TO DO: Determine how many lines hold "Using" and give only that number.

RECORDS SUPPLIED:
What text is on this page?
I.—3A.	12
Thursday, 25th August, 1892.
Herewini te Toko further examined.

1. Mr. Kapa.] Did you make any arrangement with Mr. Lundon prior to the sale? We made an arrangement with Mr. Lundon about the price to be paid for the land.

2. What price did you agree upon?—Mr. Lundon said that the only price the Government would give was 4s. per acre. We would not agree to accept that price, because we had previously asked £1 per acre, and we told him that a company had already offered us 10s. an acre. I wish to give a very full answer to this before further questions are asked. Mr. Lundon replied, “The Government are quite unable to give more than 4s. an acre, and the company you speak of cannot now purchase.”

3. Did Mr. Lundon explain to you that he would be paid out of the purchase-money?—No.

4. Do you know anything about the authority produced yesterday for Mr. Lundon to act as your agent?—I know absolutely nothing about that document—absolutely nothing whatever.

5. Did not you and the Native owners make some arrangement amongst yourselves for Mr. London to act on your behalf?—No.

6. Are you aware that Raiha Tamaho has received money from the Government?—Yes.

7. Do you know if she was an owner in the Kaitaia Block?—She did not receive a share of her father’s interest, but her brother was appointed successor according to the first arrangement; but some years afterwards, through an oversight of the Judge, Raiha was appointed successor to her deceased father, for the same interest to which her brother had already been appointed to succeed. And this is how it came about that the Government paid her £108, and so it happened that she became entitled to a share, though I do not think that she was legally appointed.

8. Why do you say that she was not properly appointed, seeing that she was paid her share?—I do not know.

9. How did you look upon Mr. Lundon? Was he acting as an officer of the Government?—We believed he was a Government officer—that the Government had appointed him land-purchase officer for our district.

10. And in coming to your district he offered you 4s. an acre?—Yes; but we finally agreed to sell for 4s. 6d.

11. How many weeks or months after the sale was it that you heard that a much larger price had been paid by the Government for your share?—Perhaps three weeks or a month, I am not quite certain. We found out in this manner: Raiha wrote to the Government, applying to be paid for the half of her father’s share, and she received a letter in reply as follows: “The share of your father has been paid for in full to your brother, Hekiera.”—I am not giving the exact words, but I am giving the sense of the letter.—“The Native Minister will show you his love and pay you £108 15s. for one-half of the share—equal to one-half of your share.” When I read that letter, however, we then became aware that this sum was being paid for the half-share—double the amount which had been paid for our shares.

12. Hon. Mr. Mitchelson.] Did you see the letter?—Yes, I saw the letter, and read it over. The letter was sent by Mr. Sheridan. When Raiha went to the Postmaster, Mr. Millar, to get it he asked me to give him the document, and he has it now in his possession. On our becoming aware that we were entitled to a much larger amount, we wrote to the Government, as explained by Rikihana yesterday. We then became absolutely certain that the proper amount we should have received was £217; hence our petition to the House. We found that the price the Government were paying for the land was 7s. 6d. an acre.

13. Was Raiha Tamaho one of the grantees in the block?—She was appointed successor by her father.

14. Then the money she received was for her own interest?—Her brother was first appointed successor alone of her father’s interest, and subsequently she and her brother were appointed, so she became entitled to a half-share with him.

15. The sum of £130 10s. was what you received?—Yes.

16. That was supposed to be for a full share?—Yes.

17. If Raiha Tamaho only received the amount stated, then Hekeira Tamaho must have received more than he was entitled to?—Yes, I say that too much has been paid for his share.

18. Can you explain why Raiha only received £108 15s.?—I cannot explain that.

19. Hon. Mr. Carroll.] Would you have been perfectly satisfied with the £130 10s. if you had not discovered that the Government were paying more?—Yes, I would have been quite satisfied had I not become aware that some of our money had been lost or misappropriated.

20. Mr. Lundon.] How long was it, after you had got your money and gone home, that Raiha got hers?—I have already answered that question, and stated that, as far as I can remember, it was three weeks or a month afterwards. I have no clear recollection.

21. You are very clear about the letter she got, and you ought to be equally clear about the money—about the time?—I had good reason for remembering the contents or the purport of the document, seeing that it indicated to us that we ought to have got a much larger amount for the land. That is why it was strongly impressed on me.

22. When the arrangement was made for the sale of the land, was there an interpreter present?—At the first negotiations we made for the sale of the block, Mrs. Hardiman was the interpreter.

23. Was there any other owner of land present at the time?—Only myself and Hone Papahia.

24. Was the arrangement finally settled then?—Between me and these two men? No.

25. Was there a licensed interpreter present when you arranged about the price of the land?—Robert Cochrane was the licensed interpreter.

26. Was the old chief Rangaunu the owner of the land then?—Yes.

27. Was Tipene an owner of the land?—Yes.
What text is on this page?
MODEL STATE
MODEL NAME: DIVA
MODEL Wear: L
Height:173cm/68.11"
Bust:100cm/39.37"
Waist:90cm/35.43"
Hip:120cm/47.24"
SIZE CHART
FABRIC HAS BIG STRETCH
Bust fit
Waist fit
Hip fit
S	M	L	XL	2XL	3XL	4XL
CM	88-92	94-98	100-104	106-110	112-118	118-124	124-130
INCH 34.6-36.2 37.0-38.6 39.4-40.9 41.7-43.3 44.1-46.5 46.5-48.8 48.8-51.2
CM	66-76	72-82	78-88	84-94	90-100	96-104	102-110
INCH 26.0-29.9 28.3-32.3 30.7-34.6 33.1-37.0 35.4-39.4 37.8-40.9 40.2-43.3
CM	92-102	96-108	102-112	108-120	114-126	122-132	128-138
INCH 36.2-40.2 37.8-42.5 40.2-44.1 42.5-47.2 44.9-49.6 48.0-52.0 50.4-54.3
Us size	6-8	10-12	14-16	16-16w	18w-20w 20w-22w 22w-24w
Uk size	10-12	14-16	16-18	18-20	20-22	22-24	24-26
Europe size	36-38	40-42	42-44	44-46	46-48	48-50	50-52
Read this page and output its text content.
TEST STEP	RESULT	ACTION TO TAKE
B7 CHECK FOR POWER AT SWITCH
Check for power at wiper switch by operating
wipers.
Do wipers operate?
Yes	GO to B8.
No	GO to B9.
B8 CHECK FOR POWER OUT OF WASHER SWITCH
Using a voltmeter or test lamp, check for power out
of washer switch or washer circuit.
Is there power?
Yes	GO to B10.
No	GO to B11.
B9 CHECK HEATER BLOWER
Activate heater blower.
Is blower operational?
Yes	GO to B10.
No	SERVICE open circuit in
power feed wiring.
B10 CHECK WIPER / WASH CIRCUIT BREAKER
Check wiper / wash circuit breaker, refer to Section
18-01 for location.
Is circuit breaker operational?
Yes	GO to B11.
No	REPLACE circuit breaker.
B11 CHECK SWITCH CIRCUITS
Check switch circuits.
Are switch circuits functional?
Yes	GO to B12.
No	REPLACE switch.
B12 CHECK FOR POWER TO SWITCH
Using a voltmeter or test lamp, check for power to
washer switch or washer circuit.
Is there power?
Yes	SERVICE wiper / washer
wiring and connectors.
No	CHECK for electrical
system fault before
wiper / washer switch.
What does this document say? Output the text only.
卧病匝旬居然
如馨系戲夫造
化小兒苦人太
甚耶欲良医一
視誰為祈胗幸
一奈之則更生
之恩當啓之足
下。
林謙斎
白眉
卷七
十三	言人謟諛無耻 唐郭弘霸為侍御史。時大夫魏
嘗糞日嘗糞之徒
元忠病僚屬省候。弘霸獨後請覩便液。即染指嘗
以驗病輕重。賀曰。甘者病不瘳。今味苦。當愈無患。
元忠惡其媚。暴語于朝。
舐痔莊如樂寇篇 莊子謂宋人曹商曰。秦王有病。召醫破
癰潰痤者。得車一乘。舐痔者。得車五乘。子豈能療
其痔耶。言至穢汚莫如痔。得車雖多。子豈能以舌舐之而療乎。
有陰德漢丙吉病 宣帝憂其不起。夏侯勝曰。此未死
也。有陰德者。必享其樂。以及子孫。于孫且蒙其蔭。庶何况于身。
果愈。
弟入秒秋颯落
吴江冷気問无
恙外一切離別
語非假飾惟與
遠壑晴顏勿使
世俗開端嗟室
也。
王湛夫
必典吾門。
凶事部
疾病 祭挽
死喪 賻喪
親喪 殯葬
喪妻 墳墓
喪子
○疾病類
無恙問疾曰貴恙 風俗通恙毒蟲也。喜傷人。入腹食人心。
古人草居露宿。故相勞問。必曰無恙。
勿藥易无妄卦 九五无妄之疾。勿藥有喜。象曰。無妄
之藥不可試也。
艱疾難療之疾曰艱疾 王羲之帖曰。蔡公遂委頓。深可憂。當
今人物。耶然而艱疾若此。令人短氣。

REPLY TO THE TASK: 2